### Task to carry out
Continue the passage below about how the naval defeats of 1759 affected France in the Seven Years' War, picking up after its last sentence. The records that follow it are not part of that passage.

Reduced to fourteen ships of the line by June 1760, the entire French Navy was inferior in numbers to the British Blockading squadron in the Atlantic. As three of these French capital ships were on station in the Indian Ocean, the disparity was even greater. Had the battles of Lagos and Quiberon Bay ended differently, or not taken place at all, a more robust force might have been able to risk running the blockade. A small squadron slipped away from France in 1762 headed for Canada. Proceeding with one ship en flute, 23 these ships landed approximately 800 troops in Newfoundland, but these troops were defeated by a scratch force raised by Amherst. The ability of this force to escape was due, in part, to the belief by the Admiralty that the ships were bound for Ireland and the consequent repositioning of blockade force at the direction of the Admiralty. 24 A larger French naval force might have been capable of shielding more ships proceeding en flute from the blockading squadron. More ships would also have been available to dispatch as ersatz transports. Taken together, these efforts could have allowed France to succor the remaining French troops in Canada, or alternatively retake Guadeloupe, or put pressure on other British possessions in the Atlantic Basin. These options were all foreclosed by the state of the French Navy after the naval battles of 1759. As Fred Anderson stated so elegantly, “… it was Lagos and Quiberon Bay that proved decisive at Quebec, and control of the Atlantic that settled the ownership of Canada.” 25 These battles also settled the ownership of Guadeloupe.
For France, many other choices were also precluded by the effects of the naval battles. The Seven Years’ War was a contest of economic might, particularly for France and Britain. The naval battles of 1759 had a profound effect on French economic activity. 26 The overall level of French economic activity did not collapse following the British naval victories and revenue continued to increase. The decline in revenue to the French government from commerce did not represent a large percentage in absolute numbers, but this reduction did force strategic decisions. The decline in revenues from overseas sources also required an increase in other forms of taxation. When these revenues were made good by imposing higher taxes on domestic commerce, support for the war among the moneyed classes in France declined.
The War of the Spanish Succession had imposed a crushing debt on the French state, amounting to roughly 2.600 billion livres tournois or roughly 30 billion in today’s U.S. dollars, 27 which undermined the economic foundation of future endeavors. The cost of each succeeding conflict from the War of the Polish Succession through the Seven Years’ War grew progressively greater. The revenue collected by the French government did increase, as did expenditures, although failing to cover the costs of the wars. 28
The difference between the Seven Years’ War and the earlier conflicts can be found in the per capita taxation and in the sources of that revenue. By 1761, per capita taxation (in constant livres) rose over 15 percent compared to the peak rate during the War of the Austrian Succession and over 50 percent compared to pre-war rates. Perhaps more troubling for French finances, the burden fell increasingly on domestic, direct taxation. This was due to a decline in revenue from import duties and the virtual elimination of revenue from the government monopoly of the tobacco trade. Before the outbreak of the war (1750), these sources accounted for about 15 percent of indirect taxation. 29 The percentage was significant. By 1760, virtually all commerce with Canada and the rest of New France had ceased. From a peak of almost 80 million livres tournois (l.t.) to less than 4 million (approximately $800 million and $40 million in 2015 U.S. dollars), imports from Canada and New France plummeted as did the revenue from those imports. 30 At the nadir, the level of trade with French overseas colonies was lower than that with Britain, a state at war with France. The total amounts of revenue from these imports represented a smaller proportion of the higher expenditures during wartime, but the shortfall required France to make strategic decisions regarding the allocation of resources. One of the most dramatic impacts was the decision to reduce naval expenditures.

### Data lines
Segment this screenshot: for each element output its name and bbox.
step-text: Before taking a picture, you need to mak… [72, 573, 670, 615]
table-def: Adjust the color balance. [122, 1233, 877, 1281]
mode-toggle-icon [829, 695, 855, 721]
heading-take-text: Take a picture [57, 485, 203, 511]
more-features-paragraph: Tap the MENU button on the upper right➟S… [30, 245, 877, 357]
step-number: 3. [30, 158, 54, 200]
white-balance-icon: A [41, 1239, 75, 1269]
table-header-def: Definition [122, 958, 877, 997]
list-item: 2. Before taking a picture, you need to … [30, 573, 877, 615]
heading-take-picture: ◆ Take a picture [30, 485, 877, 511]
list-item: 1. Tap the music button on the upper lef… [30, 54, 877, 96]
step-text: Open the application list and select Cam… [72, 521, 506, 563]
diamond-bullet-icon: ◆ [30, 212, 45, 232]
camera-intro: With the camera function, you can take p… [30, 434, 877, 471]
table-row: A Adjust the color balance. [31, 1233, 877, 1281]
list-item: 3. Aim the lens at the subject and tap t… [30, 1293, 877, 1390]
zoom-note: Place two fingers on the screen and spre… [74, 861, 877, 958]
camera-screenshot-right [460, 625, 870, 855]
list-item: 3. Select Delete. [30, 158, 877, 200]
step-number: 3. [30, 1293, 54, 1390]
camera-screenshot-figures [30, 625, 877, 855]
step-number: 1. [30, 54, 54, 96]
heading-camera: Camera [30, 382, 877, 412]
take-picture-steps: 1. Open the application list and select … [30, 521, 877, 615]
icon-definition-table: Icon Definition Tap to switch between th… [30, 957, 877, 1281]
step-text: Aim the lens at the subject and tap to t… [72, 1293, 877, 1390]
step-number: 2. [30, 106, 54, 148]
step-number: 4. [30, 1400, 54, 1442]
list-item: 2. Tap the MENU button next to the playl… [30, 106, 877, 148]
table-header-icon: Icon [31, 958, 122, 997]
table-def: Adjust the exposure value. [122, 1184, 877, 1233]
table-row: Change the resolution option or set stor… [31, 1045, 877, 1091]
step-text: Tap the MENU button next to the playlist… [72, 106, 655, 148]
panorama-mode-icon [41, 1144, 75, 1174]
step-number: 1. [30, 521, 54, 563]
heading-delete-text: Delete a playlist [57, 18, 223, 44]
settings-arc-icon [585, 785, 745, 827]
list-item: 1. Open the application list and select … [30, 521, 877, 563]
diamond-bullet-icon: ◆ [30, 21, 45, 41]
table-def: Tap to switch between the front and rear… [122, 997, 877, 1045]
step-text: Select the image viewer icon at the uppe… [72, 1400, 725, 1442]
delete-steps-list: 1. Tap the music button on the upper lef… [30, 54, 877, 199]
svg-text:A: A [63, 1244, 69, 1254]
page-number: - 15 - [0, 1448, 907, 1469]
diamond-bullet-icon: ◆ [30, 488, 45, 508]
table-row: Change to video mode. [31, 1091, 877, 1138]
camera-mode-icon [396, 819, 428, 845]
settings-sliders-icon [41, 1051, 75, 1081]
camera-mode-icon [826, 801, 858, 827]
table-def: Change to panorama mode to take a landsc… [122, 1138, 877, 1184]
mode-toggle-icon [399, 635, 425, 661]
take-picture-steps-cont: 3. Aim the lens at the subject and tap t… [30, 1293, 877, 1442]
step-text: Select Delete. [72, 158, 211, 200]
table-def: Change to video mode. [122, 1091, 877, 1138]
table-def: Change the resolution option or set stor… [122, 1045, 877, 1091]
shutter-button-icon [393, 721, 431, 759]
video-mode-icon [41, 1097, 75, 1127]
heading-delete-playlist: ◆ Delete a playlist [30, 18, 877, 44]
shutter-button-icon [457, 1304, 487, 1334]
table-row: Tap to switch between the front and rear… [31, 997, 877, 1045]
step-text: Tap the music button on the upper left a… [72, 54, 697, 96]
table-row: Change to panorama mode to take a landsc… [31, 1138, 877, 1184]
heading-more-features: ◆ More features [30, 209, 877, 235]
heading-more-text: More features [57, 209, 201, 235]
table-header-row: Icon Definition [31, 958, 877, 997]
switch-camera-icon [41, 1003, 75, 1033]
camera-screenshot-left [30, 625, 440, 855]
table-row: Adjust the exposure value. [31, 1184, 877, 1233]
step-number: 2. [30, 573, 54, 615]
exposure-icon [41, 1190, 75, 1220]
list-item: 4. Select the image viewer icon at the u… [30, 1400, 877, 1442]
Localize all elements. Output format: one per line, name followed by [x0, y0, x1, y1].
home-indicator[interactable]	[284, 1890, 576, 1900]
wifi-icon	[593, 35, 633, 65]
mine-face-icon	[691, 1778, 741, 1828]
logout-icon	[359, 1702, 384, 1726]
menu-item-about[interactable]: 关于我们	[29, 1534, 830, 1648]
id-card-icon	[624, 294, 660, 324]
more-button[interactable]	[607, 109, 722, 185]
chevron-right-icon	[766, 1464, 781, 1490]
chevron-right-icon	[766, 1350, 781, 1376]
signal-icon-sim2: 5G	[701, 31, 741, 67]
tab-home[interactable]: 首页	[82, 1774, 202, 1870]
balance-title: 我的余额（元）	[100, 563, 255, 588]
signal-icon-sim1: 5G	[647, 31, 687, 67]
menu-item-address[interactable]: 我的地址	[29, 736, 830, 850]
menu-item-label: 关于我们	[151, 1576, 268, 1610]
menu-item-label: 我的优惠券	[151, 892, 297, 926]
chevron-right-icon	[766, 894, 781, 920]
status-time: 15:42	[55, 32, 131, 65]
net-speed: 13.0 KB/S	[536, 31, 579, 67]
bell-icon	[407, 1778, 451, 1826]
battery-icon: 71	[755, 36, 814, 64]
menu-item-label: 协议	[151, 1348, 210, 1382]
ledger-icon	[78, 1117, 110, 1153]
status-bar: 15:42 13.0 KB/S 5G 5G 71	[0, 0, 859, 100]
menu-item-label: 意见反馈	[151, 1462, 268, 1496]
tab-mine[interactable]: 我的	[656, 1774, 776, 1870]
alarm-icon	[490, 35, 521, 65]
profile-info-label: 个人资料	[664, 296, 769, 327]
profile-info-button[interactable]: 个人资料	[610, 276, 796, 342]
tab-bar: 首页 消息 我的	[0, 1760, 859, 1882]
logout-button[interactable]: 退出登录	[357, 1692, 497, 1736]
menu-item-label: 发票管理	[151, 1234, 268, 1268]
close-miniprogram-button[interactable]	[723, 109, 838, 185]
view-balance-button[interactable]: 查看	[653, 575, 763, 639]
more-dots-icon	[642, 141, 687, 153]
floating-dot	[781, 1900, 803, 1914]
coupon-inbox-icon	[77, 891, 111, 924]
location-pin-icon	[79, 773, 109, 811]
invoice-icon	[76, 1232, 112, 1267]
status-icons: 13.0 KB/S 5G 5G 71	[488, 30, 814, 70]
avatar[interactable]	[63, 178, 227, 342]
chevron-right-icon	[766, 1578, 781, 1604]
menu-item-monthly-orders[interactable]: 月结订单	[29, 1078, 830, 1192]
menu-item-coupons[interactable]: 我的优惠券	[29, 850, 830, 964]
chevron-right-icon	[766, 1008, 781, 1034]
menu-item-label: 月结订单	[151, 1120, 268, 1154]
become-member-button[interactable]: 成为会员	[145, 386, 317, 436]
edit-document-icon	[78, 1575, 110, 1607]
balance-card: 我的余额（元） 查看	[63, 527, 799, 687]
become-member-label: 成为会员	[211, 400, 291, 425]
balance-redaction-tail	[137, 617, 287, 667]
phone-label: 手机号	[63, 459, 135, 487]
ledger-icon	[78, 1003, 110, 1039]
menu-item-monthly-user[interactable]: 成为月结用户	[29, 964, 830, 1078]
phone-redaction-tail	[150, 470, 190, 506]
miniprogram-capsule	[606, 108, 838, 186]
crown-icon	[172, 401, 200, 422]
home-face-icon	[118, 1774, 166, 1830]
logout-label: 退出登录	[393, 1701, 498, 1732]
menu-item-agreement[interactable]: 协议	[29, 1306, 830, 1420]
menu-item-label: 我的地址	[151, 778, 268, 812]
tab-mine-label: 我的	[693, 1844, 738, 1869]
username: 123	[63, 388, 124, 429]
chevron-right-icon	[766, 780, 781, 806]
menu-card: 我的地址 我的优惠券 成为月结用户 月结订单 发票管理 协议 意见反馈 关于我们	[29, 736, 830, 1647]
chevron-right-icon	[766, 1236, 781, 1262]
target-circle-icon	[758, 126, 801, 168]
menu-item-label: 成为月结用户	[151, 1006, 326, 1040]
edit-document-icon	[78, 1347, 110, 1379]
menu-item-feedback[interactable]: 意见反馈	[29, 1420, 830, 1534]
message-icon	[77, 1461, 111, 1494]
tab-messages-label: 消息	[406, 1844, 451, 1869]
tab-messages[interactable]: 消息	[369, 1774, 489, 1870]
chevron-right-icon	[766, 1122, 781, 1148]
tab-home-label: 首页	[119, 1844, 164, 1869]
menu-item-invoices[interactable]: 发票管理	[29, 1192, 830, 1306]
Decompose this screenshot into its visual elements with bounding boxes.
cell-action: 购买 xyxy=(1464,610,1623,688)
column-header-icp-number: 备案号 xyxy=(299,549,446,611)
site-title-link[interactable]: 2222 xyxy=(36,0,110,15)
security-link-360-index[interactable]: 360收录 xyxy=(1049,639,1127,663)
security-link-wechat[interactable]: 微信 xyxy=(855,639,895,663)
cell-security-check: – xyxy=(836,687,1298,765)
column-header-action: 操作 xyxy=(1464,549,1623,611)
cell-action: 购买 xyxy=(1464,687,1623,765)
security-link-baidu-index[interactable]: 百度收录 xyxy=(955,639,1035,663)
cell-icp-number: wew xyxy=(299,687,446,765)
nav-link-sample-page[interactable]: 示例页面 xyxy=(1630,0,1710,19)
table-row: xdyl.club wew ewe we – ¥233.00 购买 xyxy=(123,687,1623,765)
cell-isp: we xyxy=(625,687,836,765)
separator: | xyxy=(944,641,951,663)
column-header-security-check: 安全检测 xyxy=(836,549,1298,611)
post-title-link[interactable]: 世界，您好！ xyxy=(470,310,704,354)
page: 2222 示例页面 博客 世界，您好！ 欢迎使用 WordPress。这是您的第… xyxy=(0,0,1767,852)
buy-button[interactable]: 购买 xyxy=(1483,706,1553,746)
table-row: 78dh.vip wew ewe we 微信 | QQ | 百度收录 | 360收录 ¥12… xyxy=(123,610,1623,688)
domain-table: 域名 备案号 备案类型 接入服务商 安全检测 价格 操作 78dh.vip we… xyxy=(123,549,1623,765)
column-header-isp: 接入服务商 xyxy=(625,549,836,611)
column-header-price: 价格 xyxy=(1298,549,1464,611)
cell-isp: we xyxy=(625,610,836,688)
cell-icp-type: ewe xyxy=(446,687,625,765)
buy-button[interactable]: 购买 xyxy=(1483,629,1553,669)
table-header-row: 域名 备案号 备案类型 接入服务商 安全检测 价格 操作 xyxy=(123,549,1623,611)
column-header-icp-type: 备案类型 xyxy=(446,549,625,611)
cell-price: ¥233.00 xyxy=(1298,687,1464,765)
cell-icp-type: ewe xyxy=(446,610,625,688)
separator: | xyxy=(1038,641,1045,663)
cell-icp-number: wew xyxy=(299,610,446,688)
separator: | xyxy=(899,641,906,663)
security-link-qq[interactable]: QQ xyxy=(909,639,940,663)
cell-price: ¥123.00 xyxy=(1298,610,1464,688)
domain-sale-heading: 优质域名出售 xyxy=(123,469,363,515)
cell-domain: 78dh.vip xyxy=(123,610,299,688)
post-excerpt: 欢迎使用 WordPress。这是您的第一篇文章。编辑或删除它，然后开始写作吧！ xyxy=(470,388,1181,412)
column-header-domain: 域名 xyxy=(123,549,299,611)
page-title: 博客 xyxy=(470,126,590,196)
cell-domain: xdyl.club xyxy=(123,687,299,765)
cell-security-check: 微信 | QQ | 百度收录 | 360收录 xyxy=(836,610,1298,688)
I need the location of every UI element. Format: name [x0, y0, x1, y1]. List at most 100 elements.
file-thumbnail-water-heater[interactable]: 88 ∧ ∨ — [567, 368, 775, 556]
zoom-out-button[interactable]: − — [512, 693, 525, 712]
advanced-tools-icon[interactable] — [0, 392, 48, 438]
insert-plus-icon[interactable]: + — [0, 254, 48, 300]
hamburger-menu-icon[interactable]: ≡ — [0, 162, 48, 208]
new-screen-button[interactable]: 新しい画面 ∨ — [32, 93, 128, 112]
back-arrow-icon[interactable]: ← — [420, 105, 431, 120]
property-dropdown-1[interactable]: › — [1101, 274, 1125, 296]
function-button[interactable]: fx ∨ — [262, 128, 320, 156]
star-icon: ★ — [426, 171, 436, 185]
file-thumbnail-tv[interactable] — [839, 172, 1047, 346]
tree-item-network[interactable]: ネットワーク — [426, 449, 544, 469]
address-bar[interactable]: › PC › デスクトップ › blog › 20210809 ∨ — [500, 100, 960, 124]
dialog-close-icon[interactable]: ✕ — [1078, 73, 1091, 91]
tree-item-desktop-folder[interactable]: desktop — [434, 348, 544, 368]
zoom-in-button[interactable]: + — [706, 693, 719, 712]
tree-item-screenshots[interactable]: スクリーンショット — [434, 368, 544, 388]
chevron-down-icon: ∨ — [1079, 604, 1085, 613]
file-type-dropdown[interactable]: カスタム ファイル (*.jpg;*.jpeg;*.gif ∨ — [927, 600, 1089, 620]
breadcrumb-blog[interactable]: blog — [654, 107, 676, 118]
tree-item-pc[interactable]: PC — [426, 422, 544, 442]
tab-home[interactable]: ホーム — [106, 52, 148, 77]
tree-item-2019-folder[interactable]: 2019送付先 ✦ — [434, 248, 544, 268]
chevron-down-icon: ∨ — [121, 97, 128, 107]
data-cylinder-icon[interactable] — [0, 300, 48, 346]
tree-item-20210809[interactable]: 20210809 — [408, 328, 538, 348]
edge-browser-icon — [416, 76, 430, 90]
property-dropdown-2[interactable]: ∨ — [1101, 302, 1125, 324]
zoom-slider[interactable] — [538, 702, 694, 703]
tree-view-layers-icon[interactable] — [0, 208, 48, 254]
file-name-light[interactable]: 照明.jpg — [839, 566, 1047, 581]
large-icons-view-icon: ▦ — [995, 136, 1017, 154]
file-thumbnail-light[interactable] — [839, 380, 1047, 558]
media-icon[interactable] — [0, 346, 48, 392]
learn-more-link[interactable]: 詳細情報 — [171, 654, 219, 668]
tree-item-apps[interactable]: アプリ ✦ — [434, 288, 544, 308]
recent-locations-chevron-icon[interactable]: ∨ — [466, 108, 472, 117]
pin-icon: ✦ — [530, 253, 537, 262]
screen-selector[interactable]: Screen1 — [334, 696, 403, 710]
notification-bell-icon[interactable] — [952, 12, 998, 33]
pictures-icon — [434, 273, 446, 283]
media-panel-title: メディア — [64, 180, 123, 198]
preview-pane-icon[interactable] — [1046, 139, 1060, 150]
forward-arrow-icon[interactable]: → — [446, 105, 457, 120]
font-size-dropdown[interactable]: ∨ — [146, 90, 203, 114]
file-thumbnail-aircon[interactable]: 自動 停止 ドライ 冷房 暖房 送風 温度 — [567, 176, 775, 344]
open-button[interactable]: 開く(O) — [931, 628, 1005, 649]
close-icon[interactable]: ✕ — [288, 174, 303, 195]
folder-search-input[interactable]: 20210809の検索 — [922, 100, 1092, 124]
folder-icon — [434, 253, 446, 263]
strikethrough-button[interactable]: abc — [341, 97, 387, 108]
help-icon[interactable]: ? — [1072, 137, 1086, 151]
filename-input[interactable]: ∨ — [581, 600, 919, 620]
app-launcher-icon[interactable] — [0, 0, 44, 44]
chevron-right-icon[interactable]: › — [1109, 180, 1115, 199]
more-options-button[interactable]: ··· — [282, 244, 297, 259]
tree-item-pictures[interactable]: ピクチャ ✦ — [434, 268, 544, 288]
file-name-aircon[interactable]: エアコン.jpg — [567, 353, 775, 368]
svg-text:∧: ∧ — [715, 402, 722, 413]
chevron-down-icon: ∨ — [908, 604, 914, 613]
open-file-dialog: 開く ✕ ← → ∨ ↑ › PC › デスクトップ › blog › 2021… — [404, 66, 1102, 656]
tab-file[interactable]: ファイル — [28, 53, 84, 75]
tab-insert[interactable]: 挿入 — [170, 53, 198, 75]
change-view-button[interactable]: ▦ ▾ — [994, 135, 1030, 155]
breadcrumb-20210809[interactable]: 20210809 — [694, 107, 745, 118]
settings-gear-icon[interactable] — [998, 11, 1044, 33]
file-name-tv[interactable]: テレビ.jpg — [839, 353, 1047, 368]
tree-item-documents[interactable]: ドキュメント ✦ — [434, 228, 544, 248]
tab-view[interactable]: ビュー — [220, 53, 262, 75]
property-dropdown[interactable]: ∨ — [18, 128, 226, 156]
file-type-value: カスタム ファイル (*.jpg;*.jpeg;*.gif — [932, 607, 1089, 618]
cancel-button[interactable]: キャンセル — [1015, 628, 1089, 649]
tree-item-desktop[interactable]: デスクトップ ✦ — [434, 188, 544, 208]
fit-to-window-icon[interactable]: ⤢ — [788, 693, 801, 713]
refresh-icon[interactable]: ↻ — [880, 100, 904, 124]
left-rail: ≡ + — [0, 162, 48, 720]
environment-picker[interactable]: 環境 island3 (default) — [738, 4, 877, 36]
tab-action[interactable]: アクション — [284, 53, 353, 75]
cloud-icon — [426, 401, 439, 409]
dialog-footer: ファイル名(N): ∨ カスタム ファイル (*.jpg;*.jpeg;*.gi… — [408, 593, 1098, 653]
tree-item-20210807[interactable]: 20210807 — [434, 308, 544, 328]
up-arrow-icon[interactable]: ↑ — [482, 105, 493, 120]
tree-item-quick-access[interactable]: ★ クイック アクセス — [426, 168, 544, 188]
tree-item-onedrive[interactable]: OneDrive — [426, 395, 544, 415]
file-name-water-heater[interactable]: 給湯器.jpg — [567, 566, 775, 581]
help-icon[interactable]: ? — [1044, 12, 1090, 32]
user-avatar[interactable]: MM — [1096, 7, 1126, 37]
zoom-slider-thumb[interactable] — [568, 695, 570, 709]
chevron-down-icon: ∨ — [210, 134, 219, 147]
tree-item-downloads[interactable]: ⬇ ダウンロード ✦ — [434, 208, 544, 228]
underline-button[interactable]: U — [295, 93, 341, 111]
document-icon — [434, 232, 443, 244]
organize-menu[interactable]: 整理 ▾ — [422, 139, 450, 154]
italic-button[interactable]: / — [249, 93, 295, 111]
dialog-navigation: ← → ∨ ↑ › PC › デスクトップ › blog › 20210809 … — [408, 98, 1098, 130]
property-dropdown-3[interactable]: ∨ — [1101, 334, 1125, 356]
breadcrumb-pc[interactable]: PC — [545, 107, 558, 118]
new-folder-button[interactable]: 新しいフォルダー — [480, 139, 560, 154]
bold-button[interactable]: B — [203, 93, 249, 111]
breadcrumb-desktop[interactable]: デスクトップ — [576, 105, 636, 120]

### The output
The reduction in naval spending is particularly interesting because it involves a declining spiral. The response to the effective destruction of the French Navy could have taken one of two courses. France could have massively increased allocations for the navy to replace the lost assets or it could have written off the maritime domain and slashed spending. King Louis XV took the latter course. 31 French naval expenditures dropped from just under 57 million l.t. in 1759 to less than 24 million l.t. in 1760. Half of this reduced sum was required to pay debts incurred in previous years. 32 To make the situation worse, the ordinary expenditures with funded the shore establishment remained constant, while the extraordinary expenditures which funded operations and ship construction fell from just under 42 million l.t. to under 9 million. 33 This drastic reduction was a direct result of the 1759 naval battles. The cycle continued, as the loss of naval assets further reduced the protection afforded to trade, leading to a further decline in revenue which precipitated further naval austerity.
French maritime trade would not revive until after the end of the war, and would reach the pre-war levels in only one year between the end of the Seven Years’ War and the American War of Independence. 34 The rising political fortunes of Étienne François, duc de Choiseul, culminated with his ascension to primacy among the king’s ministers and his accession to the position of secretary of state for the Navy. This new leadership produced a gradual improvement of the navy’s finances, but it proved too little and too late to impact the ongoing conflict. Once the decision was made to cede the maritime sphere to Britain, the stage was set for all the scenes that followed in the Seven Years’ War.
The reduction in funding meant that the French Navy effectively ceased to exist. The dramatically smaller fleet was incapable of engaging a single British blockading squadron. This fact, in turn, rendered any attempt to reinforce existing French possessions impractical. Only two significant efforts were made outside Europe were mounted between 1759 and the end of the war.
One attempt to bolster French possessions in the Western Hemisphere was the Newfoundland expedition noted above. A small effort with troops embarked on a single ship of the line sailing en flute, escorted by two additional ships of the line and a single frigate was possible only due to the redeployment of British troops from North America for the invasion of Cuba and the repositioning of the blockading force off the French coast to guard against a landing in Ireland. While this disposition was appropriate given unrest in Ireland, of which the government was aware, 35 it did allow the escape of the French ships. The expedition failed, repulsed by an ad hoc force. 36 France was down to one additional extra-continental option. All French colonial possessions were, from that point forward, at the mercy of British military operations.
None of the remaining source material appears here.